▶ [What to produce] Return only the count of lines in which the word "JSON" appears.

▶ [Data for the task]
::::::::

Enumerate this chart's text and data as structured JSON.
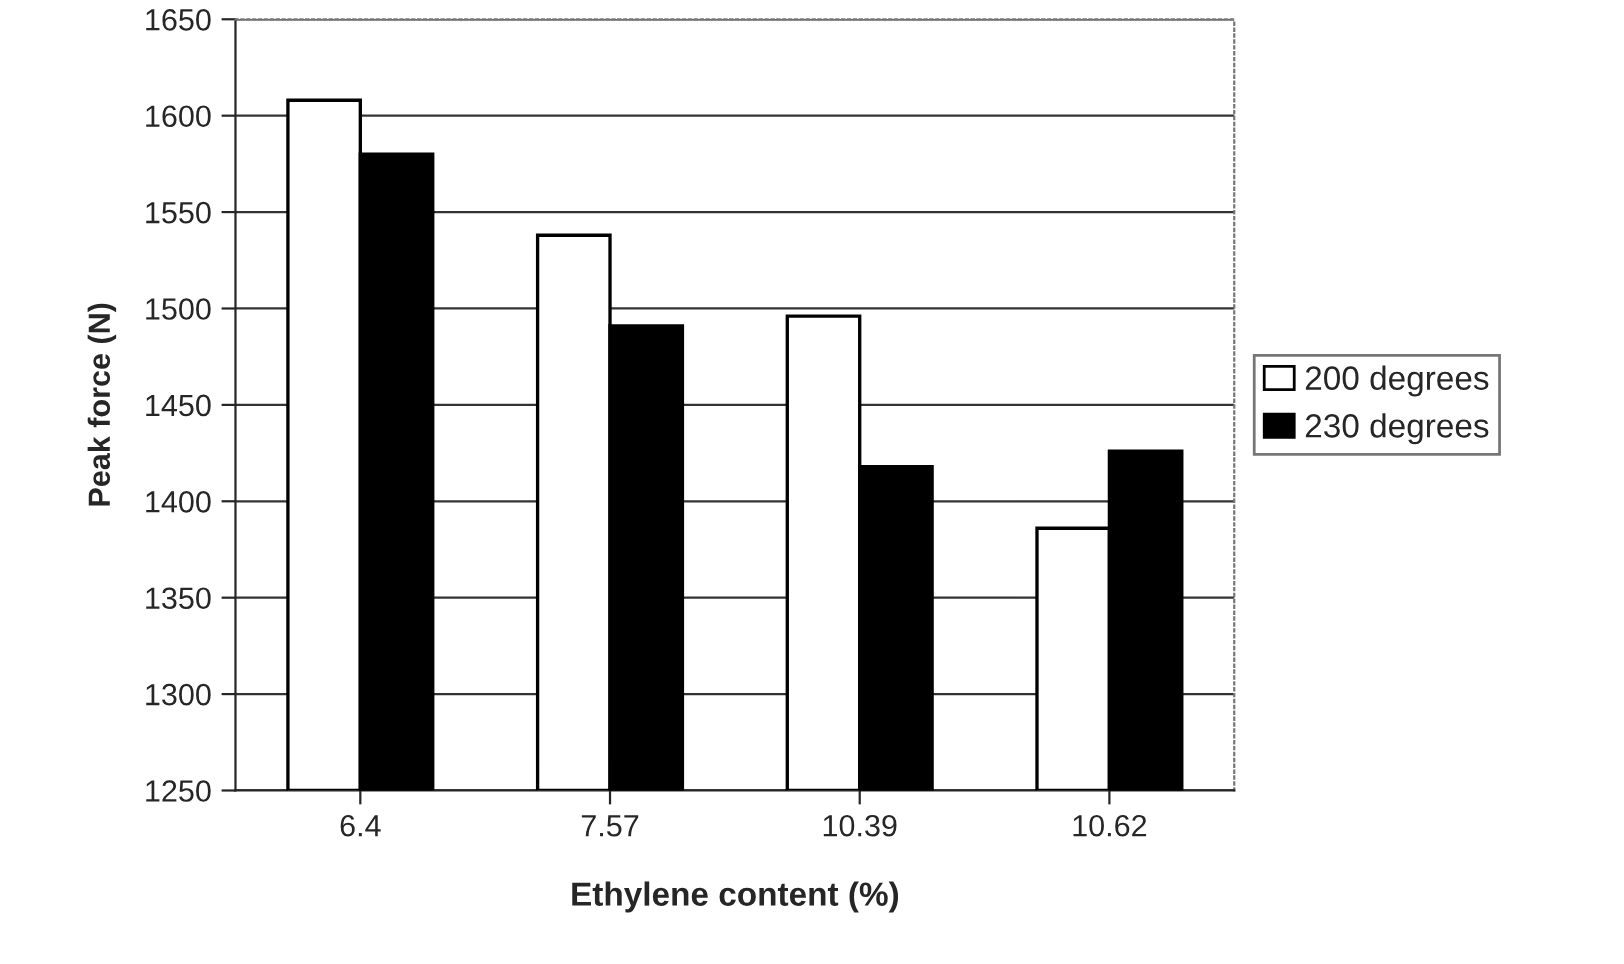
{
  "chart_data": {
    "type": "bar",
    "xlabel": "Ethylene content (%)",
    "ylabel": "Peak force (N)",
    "categories": [
      "6.4",
      "7.57",
      "10.39",
      "10.62"
    ],
    "series": [
      {
        "name": "200 degrees",
        "color": "#ffffff",
        "values": [
          1608,
          1538,
          1496,
          1386
        ]
      },
      {
        "name": "230 degrees",
        "color": "#000000",
        "values": [
          1580,
          1491,
          1418,
          1426
        ]
      }
    ],
    "ylim": [
      1250,
      1650
    ],
    "yticks": [
      1250,
      1300,
      1350,
      1400,
      1450,
      1500,
      1550,
      1600,
      1650
    ],
    "grid": "y",
    "legend": "right"
  }
}
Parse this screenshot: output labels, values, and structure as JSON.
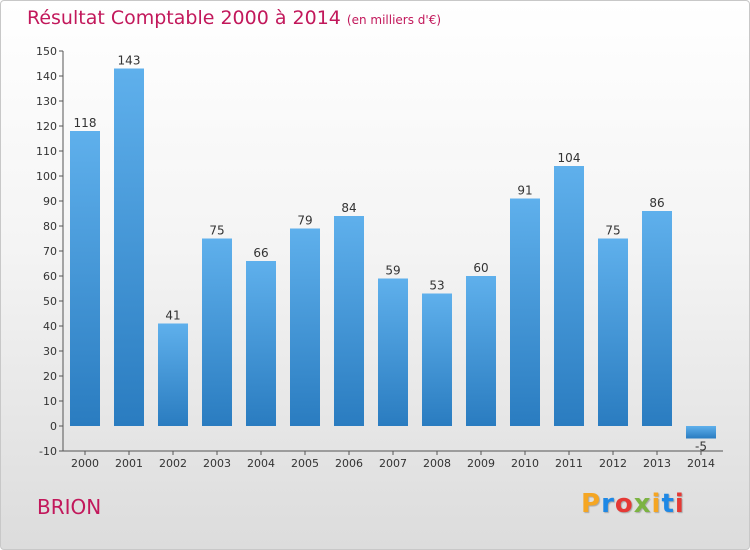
{
  "title": "Résultat Comptable 2000 à 2014",
  "unit_note": "(en milliers d'€)",
  "location": "BRION",
  "logo": {
    "letters": [
      "P",
      "r",
      "o",
      "x",
      "i",
      "t",
      "i"
    ],
    "colors": [
      "#f5a623",
      "#1e88e5",
      "#e53935",
      "#7cb342",
      "#f5a623",
      "#1e88e5",
      "#e53935"
    ]
  },
  "colors": {
    "title": "#c2185b",
    "bar_top": "#5fb0ec",
    "bar_bottom": "#2a7cc0"
  },
  "chart_data": {
    "type": "bar",
    "title": "Résultat Comptable 2000 à 2014",
    "categories": [
      "2000",
      "2001",
      "2002",
      "2003",
      "2004",
      "2005",
      "2006",
      "2007",
      "2008",
      "2009",
      "2010",
      "2011",
      "2012",
      "2013",
      "2014"
    ],
    "values": [
      118,
      143,
      41,
      75,
      66,
      79,
      84,
      59,
      53,
      60,
      91,
      104,
      75,
      86,
      -5
    ],
    "ylim": [
      -10,
      150
    ],
    "yticks": [
      -10,
      0,
      10,
      20,
      30,
      40,
      50,
      60,
      70,
      80,
      90,
      100,
      110,
      120,
      130,
      140,
      150
    ],
    "grid": false,
    "xlabel": "",
    "ylabel": ""
  }
}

::::::::

▶ [The answer] 2